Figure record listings
======

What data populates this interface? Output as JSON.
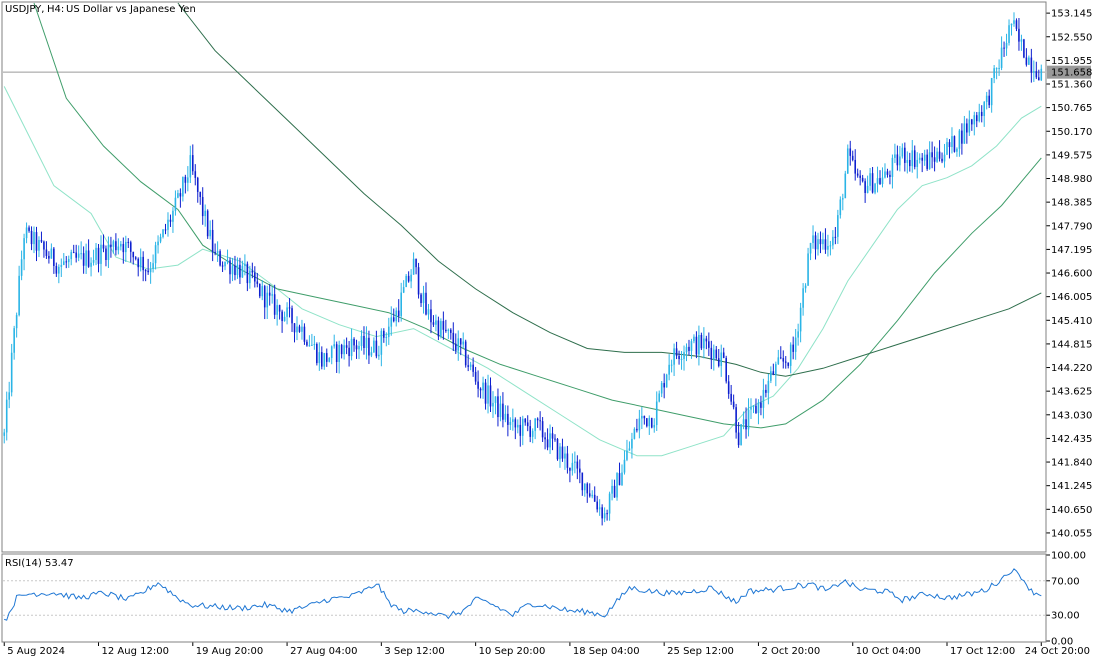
{
  "header": {
    "symbol": "USDJPY,",
    "timeframe": "H4:",
    "description": "US Dollar vs Japanese Yen"
  },
  "rsi_label": "RSI(14) 53.47",
  "colors": {
    "background": "#ffffff",
    "frame": "#808080",
    "grid": "#c8c8c8",
    "bull": "#2ab4e6",
    "bear": "#0d1fcf",
    "ma_fast": "#8fe3c8",
    "ma_mid": "#3f9d6a",
    "ma_slow": "#2e6e4c",
    "rsi_line": "#1f77d4",
    "price_label_bg": "#9a9a9a",
    "price_label_text": "#ffffff"
  },
  "chart_data": [
    {
      "type": "candlestick",
      "title": "USDJPY,, H4:  US Dollar vs Japanese Yen",
      "current_price": 151.658,
      "current_price_label": "151.658",
      "ylim": [
        139.6,
        153.4
      ],
      "y_ticks": [
        "153.145",
        "152.550",
        "151.955",
        "151.360",
        "150.765",
        "150.170",
        "149.575",
        "148.980",
        "148.385",
        "147.790",
        "147.195",
        "146.600",
        "146.005",
        "145.410",
        "144.815",
        "144.220",
        "143.625",
        "143.030",
        "142.435",
        "141.840",
        "141.245",
        "140.650",
        "140.055"
      ],
      "x_ticks": [
        "5 Aug 2024",
        "12 Aug 12:00",
        "19 Aug 20:00",
        "27 Aug 04:00",
        "3 Sep 12:00",
        "10 Sep 20:00",
        "18 Sep 04:00",
        "25 Sep 12:00",
        "2 Oct 20:00",
        "10 Oct 04:00",
        "17 Oct 12:00",
        "24 Oct 20:00"
      ],
      "close_path": [
        [
          0,
          142.5
        ],
        [
          8,
          147.6
        ],
        [
          22,
          146.8
        ],
        [
          35,
          147.0
        ],
        [
          47,
          147.4
        ],
        [
          58,
          146.7
        ],
        [
          70,
          148.4
        ],
        [
          75,
          149.3
        ],
        [
          85,
          147.0
        ],
        [
          95,
          146.7
        ],
        [
          108,
          145.8
        ],
        [
          120,
          145.2
        ],
        [
          128,
          144.4
        ],
        [
          140,
          144.8
        ],
        [
          150,
          144.7
        ],
        [
          158,
          145.6
        ],
        [
          165,
          146.8
        ],
        [
          170,
          145.6
        ],
        [
          185,
          144.6
        ],
        [
          190,
          143.9
        ],
        [
          205,
          142.7
        ],
        [
          215,
          142.7
        ],
        [
          225,
          142.0
        ],
        [
          233,
          141.4
        ],
        [
          242,
          140.5
        ],
        [
          248,
          141.5
        ],
        [
          256,
          142.9
        ],
        [
          262,
          143.0
        ],
        [
          268,
          144.4
        ],
        [
          275,
          144.8
        ],
        [
          283,
          144.8
        ],
        [
          290,
          144.4
        ],
        [
          296,
          142.5
        ],
        [
          305,
          143.4
        ],
        [
          310,
          144.1
        ],
        [
          318,
          144.6
        ],
        [
          325,
          147.3
        ],
        [
          335,
          147.5
        ],
        [
          340,
          149.5
        ],
        [
          345,
          148.8
        ],
        [
          355,
          149.0
        ],
        [
          362,
          149.6
        ],
        [
          372,
          149.4
        ],
        [
          382,
          149.8
        ],
        [
          392,
          150.6
        ],
        [
          396,
          150.9
        ],
        [
          402,
          152.1
        ],
        [
          406,
          152.9
        ],
        [
          409,
          152.4
        ],
        [
          414,
          151.9
        ],
        [
          418,
          151.66
        ]
      ],
      "ma_fast": [
        [
          0,
          151.3
        ],
        [
          20,
          148.8
        ],
        [
          35,
          148.1
        ],
        [
          45,
          147.0
        ],
        [
          58,
          146.7
        ],
        [
          70,
          146.8
        ],
        [
          80,
          147.2
        ],
        [
          95,
          146.9
        ],
        [
          108,
          146.3
        ],
        [
          120,
          145.7
        ],
        [
          135,
          145.3
        ],
        [
          150,
          145.0
        ],
        [
          165,
          145.2
        ],
        [
          180,
          144.7
        ],
        [
          195,
          144.2
        ],
        [
          210,
          143.6
        ],
        [
          225,
          143.0
        ],
        [
          240,
          142.4
        ],
        [
          255,
          142.0
        ],
        [
          265,
          142.0
        ],
        [
          275,
          142.2
        ],
        [
          290,
          142.5
        ],
        [
          300,
          143.2
        ],
        [
          310,
          143.5
        ],
        [
          320,
          144.2
        ],
        [
          330,
          145.2
        ],
        [
          340,
          146.4
        ],
        [
          350,
          147.3
        ],
        [
          360,
          148.2
        ],
        [
          370,
          148.8
        ],
        [
          380,
          149.0
        ],
        [
          390,
          149.3
        ],
        [
          400,
          149.8
        ],
        [
          410,
          150.5
        ],
        [
          418,
          150.8
        ]
      ],
      "ma_mid": [
        [
          12,
          153.4
        ],
        [
          25,
          151.0
        ],
        [
          40,
          149.8
        ],
        [
          55,
          148.9
        ],
        [
          70,
          148.2
        ],
        [
          80,
          147.3
        ],
        [
          95,
          146.7
        ],
        [
          110,
          146.2
        ],
        [
          125,
          146.0
        ],
        [
          140,
          145.8
        ],
        [
          155,
          145.6
        ],
        [
          170,
          145.2
        ],
        [
          185,
          144.7
        ],
        [
          200,
          144.3
        ],
        [
          215,
          144.0
        ],
        [
          230,
          143.7
        ],
        [
          245,
          143.4
        ],
        [
          260,
          143.2
        ],
        [
          275,
          143.0
        ],
        [
          290,
          142.8
        ],
        [
          305,
          142.7
        ],
        [
          315,
          142.8
        ],
        [
          330,
          143.4
        ],
        [
          345,
          144.3
        ],
        [
          360,
          145.4
        ],
        [
          375,
          146.6
        ],
        [
          390,
          147.6
        ],
        [
          402,
          148.3
        ],
        [
          410,
          148.9
        ],
        [
          418,
          149.5
        ]
      ],
      "ma_slow": [
        [
          70,
          153.4
        ],
        [
          85,
          152.2
        ],
        [
          100,
          151.3
        ],
        [
          115,
          150.4
        ],
        [
          130,
          149.5
        ],
        [
          145,
          148.6
        ],
        [
          160,
          147.8
        ],
        [
          175,
          146.9
        ],
        [
          190,
          146.2
        ],
        [
          205,
          145.6
        ],
        [
          220,
          145.1
        ],
        [
          235,
          144.7
        ],
        [
          250,
          144.6
        ],
        [
          265,
          144.6
        ],
        [
          280,
          144.5
        ],
        [
          295,
          144.3
        ],
        [
          305,
          144.1
        ],
        [
          315,
          144.0
        ],
        [
          330,
          144.2
        ],
        [
          345,
          144.5
        ],
        [
          360,
          144.8
        ],
        [
          375,
          145.1
        ],
        [
          390,
          145.4
        ],
        [
          405,
          145.7
        ],
        [
          418,
          146.1
        ]
      ]
    },
    {
      "type": "line",
      "title": "RSI(14) 53.47",
      "ylim": [
        0,
        100
      ],
      "levels": [
        30,
        70
      ],
      "y_ticks": [
        "100.00",
        "70.00",
        "30.00",
        "0.00"
      ],
      "path": [
        [
          0,
          22
        ],
        [
          5,
          50
        ],
        [
          10,
          55
        ],
        [
          20,
          56
        ],
        [
          30,
          50
        ],
        [
          40,
          56
        ],
        [
          50,
          48
        ],
        [
          55,
          55
        ],
        [
          62,
          68
        ],
        [
          70,
          50
        ],
        [
          75,
          42
        ],
        [
          85,
          40
        ],
        [
          95,
          38
        ],
        [
          105,
          42
        ],
        [
          115,
          35
        ],
        [
          122,
          40
        ],
        [
          130,
          48
        ],
        [
          140,
          52
        ],
        [
          148,
          62
        ],
        [
          150,
          68
        ],
        [
          155,
          45
        ],
        [
          160,
          35
        ],
        [
          170,
          35
        ],
        [
          178,
          28
        ],
        [
          185,
          35
        ],
        [
          190,
          48
        ],
        [
          195,
          45
        ],
        [
          205,
          30
        ],
        [
          212,
          44
        ],
        [
          220,
          40
        ],
        [
          228,
          35
        ],
        [
          235,
          34
        ],
        [
          242,
          30
        ],
        [
          252,
          62
        ],
        [
          260,
          58
        ],
        [
          270,
          55
        ],
        [
          278,
          58
        ],
        [
          285,
          62
        ],
        [
          295,
          45
        ],
        [
          300,
          58
        ],
        [
          310,
          60
        ],
        [
          320,
          64
        ],
        [
          325,
          66
        ],
        [
          332,
          58
        ],
        [
          338,
          70
        ],
        [
          345,
          60
        ],
        [
          355,
          58
        ],
        [
          362,
          48
        ],
        [
          372,
          55
        ],
        [
          380,
          50
        ],
        [
          390,
          55
        ],
        [
          396,
          60
        ],
        [
          402,
          72
        ],
        [
          406,
          83
        ],
        [
          410,
          75
        ],
        [
          414,
          58
        ],
        [
          418,
          53.47
        ]
      ]
    }
  ]
}
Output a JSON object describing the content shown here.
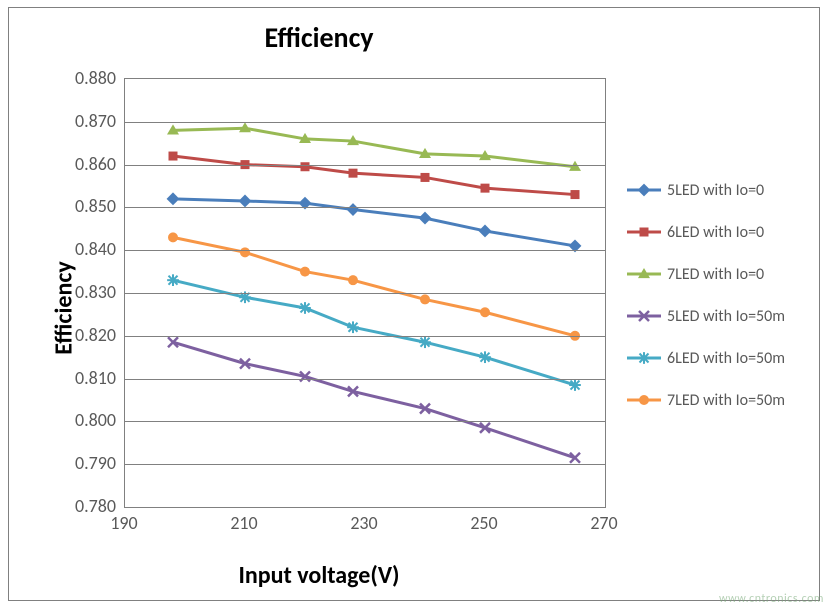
{
  "chart": {
    "type": "line",
    "title": "Efficiency",
    "title_fontsize": 28,
    "title_fontweight": "bold",
    "xlabel": "Input voltage(V)",
    "ylabel": "Efficiency",
    "label_fontsize": 24,
    "tick_fontsize": 18,
    "tick_color": "#595959",
    "background_color": "#ffffff",
    "plot_background_color": "#ffffff",
    "border_color": "#808080",
    "grid_color": "#808080",
    "line_width": 3,
    "marker_size": 9,
    "xlim": [
      190,
      270
    ],
    "ylim": [
      0.78,
      0.88
    ],
    "xticks": [
      190,
      210,
      230,
      250,
      270
    ],
    "yticks": [
      0.78,
      0.79,
      0.8,
      0.81,
      0.82,
      0.83,
      0.84,
      0.85,
      0.86,
      0.87,
      0.88
    ],
    "ytick_labels": [
      "0.780",
      "0.790",
      "0.800",
      "0.810",
      "0.820",
      "0.830",
      "0.840",
      "0.850",
      "0.860",
      "0.870",
      "0.880"
    ],
    "x_values": [
      198,
      210,
      220,
      228,
      240,
      250,
      265
    ],
    "series": [
      {
        "name": "5LED with Io=0",
        "color": "#4a7ebb",
        "marker": "diamond",
        "values": [
          0.852,
          0.8515,
          0.851,
          0.8495,
          0.8475,
          0.8445,
          0.841
        ]
      },
      {
        "name": "6LED with Io=0",
        "color": "#be4b48",
        "marker": "square",
        "values": [
          0.862,
          0.86,
          0.8595,
          0.858,
          0.857,
          0.8545,
          0.853
        ]
      },
      {
        "name": "7LED with Io=0",
        "color": "#98b954",
        "marker": "triangle",
        "values": [
          0.868,
          0.8685,
          0.866,
          0.8655,
          0.8625,
          0.862,
          0.8595
        ]
      },
      {
        "name": "5LED with Io=50m",
        "color": "#7d60a0",
        "marker": "x",
        "values": [
          0.8185,
          0.8135,
          0.8105,
          0.807,
          0.803,
          0.7985,
          0.7915
        ]
      },
      {
        "name": "6LED with Io=50m",
        "color": "#46aac5",
        "marker": "star",
        "values": [
          0.833,
          0.829,
          0.8265,
          0.822,
          0.8185,
          0.815,
          0.8085
        ]
      },
      {
        "name": "7LED with Io=50m",
        "color": "#f79646",
        "marker": "circle",
        "values": [
          0.843,
          0.8395,
          0.835,
          0.833,
          0.8285,
          0.8255,
          0.82
        ]
      }
    ],
    "legend": {
      "position": "right",
      "fontsize": 16,
      "text_color": "#595959"
    }
  },
  "watermark": "www.cntronics.com"
}
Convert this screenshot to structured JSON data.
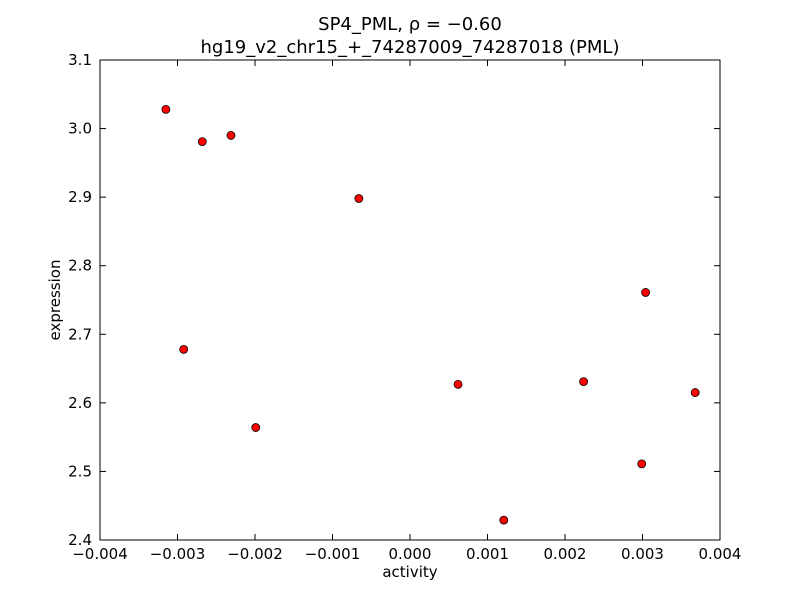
{
  "chart_data": {
    "type": "scatter",
    "title": "SP4_PML, ρ = −0.60",
    "subtitle": "hg19_v2_chr15_+_74287009_74287018 (PML)",
    "xlabel": "activity",
    "ylabel": "expression",
    "xlim": [
      -0.004,
      0.004
    ],
    "ylim": [
      2.4,
      3.1
    ],
    "grid": false,
    "legend": "none",
    "x_ticks": [
      -0.004,
      -0.003,
      -0.002,
      -0.001,
      0.0,
      0.001,
      0.002,
      0.003,
      0.004
    ],
    "x_tick_labels": [
      "−0.004",
      "−0.003",
      "−0.002",
      "−0.001",
      "0.000",
      "0.001",
      "0.002",
      "0.003",
      "0.004"
    ],
    "y_ticks": [
      2.4,
      2.5,
      2.6,
      2.7,
      2.8,
      2.9,
      3.0,
      3.1
    ],
    "y_tick_labels": [
      "2.4",
      "2.5",
      "2.6",
      "2.7",
      "2.8",
      "2.9",
      "3.0",
      "3.1"
    ],
    "marker_color": "#ff0000",
    "marker_edge_color": "#000000",
    "points": [
      {
        "x": -0.00315,
        "y": 3.028
      },
      {
        "x": -0.00268,
        "y": 2.981
      },
      {
        "x": -0.00231,
        "y": 2.99
      },
      {
        "x": -0.00292,
        "y": 2.678
      },
      {
        "x": -0.00199,
        "y": 2.564
      },
      {
        "x": -0.00066,
        "y": 2.898
      },
      {
        "x": 0.00062,
        "y": 2.627
      },
      {
        "x": 0.00121,
        "y": 2.429
      },
      {
        "x": 0.00224,
        "y": 2.631
      },
      {
        "x": 0.00299,
        "y": 2.511
      },
      {
        "x": 0.00304,
        "y": 2.761
      },
      {
        "x": 0.00368,
        "y": 2.615
      }
    ]
  }
}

======

**What you have to do**
State how many lines of the entries above include the word "with", offering no text other than the number.

**Full answer**
6